- **Exercise goal**:
Go through the entries below and pick out every line with "JSON".

- **Rows from a figure dataset**:

——

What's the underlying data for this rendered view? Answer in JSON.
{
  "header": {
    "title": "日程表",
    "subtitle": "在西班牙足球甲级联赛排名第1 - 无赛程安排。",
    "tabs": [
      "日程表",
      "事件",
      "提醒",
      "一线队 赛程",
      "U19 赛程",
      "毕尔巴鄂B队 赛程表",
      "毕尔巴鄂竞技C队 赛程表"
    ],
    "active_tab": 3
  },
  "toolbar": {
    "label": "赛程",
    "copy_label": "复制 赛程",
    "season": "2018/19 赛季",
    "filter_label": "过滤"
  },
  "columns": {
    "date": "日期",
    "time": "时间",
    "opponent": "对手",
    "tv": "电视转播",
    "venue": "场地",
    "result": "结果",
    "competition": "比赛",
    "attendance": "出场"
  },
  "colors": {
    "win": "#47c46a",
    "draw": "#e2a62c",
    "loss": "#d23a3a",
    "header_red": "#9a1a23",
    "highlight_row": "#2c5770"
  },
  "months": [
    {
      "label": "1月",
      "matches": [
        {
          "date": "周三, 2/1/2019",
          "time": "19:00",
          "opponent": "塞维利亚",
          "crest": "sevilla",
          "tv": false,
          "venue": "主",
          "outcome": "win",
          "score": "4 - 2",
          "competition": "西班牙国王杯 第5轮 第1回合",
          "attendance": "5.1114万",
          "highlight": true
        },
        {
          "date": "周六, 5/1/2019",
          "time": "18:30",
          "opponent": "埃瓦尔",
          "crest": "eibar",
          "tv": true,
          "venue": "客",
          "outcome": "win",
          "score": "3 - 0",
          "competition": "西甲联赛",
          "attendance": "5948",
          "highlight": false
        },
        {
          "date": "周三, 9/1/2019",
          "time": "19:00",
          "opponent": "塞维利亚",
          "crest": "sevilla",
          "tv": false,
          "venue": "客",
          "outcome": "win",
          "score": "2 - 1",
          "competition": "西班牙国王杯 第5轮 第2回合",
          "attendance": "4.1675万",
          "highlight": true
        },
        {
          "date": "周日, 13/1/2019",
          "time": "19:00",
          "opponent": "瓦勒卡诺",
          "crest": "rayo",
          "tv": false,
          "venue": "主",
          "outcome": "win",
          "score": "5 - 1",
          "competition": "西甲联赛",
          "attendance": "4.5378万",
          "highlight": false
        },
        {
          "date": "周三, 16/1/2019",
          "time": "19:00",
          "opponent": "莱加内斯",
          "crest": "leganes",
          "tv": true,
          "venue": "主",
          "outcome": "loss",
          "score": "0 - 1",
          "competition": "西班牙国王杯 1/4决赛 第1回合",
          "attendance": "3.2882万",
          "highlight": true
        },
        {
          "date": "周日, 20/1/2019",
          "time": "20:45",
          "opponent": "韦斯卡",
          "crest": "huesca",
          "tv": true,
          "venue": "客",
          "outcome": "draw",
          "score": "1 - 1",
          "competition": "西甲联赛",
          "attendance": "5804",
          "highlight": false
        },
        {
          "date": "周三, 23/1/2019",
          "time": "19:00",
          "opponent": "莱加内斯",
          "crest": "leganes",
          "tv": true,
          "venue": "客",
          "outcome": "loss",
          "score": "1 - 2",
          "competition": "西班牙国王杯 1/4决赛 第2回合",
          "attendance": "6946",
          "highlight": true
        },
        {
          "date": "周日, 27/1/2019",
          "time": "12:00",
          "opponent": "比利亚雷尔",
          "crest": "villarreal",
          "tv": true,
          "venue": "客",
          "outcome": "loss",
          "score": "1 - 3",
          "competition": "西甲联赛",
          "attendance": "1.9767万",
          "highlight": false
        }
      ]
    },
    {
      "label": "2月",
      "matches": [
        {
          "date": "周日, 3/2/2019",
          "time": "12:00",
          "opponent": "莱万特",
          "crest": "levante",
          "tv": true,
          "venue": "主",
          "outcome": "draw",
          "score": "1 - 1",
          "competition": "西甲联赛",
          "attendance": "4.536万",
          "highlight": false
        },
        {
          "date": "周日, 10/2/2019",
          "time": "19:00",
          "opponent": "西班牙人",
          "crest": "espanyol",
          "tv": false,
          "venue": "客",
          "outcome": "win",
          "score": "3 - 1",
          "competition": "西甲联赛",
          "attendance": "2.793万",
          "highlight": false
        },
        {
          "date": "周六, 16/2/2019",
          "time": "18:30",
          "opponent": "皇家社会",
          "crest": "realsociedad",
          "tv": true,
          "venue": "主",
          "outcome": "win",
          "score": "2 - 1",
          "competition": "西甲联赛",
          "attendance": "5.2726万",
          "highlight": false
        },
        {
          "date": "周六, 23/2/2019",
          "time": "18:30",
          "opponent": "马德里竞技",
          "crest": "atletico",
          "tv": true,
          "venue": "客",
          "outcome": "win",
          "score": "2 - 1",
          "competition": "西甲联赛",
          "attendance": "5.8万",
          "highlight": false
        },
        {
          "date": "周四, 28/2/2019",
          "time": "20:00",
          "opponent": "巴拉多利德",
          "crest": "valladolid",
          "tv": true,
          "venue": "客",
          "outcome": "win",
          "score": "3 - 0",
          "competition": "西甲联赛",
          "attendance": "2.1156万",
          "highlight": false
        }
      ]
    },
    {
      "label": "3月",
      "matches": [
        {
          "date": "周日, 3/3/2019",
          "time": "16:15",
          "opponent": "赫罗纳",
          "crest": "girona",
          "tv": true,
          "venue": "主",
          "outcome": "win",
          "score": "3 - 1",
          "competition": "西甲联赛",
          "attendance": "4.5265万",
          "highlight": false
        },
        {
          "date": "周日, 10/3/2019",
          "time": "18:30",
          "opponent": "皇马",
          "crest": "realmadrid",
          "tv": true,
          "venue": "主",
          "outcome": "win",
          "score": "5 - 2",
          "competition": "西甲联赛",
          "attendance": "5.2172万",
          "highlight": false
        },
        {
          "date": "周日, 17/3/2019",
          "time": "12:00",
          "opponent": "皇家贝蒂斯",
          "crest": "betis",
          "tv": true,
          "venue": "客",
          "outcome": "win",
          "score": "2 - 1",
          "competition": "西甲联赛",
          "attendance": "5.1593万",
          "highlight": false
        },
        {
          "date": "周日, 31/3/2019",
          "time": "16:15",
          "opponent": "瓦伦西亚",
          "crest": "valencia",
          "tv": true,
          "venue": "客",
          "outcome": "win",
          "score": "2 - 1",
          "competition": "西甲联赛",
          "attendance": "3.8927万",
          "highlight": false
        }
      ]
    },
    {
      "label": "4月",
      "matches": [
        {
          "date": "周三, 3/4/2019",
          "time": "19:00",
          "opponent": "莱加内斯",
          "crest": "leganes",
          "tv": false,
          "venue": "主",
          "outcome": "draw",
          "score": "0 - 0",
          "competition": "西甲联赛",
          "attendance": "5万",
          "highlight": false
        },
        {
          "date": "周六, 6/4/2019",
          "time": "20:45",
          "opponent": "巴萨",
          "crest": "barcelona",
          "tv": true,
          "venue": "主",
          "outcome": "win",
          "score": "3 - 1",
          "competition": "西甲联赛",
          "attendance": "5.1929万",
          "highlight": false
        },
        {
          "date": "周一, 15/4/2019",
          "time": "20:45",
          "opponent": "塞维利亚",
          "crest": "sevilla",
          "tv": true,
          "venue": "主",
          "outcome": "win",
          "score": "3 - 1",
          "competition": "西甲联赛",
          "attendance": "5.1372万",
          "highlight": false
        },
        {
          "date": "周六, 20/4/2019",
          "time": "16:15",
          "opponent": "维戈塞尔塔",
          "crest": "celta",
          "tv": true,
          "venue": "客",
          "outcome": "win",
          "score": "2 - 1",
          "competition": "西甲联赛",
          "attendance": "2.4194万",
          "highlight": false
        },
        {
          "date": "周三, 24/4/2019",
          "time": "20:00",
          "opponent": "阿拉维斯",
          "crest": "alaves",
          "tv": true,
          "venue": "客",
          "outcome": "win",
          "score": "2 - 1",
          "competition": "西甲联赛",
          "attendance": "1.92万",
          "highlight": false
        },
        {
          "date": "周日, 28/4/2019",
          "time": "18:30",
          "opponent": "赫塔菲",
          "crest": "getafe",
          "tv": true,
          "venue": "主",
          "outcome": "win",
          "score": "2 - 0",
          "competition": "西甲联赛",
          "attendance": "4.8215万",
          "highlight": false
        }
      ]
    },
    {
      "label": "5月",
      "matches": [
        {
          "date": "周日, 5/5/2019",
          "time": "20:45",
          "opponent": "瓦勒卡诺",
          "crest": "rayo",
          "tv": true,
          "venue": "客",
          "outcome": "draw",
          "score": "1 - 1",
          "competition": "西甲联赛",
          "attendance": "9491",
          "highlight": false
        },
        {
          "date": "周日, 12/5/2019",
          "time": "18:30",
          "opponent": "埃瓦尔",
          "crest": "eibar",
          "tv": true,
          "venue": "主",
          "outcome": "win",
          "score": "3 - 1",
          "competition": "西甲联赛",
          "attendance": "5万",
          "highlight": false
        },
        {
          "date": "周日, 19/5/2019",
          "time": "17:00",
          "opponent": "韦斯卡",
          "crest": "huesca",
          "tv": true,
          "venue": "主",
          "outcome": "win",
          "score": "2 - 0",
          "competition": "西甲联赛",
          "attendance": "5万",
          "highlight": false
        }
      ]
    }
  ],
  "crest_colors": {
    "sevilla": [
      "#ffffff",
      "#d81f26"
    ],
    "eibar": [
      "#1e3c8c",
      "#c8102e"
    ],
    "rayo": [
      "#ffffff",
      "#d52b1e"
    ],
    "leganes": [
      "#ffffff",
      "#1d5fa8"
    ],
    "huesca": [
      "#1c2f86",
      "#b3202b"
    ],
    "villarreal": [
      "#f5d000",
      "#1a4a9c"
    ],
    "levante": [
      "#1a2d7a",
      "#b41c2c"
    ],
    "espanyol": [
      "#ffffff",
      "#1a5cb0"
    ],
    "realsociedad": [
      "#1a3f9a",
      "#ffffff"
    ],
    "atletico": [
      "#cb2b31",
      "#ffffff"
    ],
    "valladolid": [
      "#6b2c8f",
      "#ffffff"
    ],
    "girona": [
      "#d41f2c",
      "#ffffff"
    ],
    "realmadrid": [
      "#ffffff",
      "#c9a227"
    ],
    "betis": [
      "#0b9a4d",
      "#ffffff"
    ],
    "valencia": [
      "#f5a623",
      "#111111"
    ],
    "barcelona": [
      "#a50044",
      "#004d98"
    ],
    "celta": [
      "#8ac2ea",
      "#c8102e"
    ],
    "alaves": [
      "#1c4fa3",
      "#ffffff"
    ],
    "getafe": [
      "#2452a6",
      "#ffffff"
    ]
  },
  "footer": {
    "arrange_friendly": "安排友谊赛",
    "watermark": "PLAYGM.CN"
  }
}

——

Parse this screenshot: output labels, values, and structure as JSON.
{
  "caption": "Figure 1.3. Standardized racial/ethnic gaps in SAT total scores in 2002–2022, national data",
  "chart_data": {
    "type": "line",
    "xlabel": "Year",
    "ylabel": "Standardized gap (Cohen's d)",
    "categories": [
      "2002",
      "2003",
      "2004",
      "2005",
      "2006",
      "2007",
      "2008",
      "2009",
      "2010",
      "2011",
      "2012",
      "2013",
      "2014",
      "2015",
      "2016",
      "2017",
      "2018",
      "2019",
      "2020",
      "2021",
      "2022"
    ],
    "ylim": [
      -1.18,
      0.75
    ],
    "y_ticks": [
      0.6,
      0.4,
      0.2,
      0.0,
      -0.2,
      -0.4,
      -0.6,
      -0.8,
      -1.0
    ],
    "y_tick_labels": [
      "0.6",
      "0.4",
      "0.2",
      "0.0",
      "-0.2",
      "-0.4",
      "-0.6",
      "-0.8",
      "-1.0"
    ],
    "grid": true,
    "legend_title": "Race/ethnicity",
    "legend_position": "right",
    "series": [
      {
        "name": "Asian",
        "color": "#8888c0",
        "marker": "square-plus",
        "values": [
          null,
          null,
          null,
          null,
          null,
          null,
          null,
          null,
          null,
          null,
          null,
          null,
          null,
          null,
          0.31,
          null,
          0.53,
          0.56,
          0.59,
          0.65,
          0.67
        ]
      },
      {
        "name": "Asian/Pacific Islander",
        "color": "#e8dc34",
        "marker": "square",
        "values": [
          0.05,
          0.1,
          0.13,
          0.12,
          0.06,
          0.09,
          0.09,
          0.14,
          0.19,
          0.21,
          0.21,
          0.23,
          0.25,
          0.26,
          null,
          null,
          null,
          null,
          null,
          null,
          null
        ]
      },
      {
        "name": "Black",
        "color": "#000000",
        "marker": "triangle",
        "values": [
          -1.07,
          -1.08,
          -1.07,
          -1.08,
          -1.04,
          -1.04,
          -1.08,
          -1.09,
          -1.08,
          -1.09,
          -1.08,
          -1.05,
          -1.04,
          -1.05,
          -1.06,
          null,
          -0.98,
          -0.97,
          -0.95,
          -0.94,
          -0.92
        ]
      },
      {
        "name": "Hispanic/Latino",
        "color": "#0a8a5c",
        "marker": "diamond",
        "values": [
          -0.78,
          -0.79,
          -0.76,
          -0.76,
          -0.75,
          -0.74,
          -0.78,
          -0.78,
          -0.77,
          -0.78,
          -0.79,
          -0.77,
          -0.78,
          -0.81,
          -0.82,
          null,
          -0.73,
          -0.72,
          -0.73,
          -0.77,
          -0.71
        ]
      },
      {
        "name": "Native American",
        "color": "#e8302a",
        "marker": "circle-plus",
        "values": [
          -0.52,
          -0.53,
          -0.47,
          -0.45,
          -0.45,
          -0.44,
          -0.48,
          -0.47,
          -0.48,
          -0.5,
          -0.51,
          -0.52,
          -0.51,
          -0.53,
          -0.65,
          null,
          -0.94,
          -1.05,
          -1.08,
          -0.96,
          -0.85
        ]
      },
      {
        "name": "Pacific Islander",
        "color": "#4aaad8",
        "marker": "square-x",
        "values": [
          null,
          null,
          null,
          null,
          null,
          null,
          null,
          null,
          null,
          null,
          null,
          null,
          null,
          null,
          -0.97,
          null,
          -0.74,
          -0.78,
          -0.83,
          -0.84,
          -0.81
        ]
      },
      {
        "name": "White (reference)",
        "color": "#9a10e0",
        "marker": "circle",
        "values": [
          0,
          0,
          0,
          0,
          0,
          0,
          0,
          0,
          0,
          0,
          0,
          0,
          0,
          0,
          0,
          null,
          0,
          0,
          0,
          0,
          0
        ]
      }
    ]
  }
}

——

- **Exercise response**:
What's the underlying data for this rendered view? Answer in JSON.
Parse this screenshot: output labels, values, and structure as JSON.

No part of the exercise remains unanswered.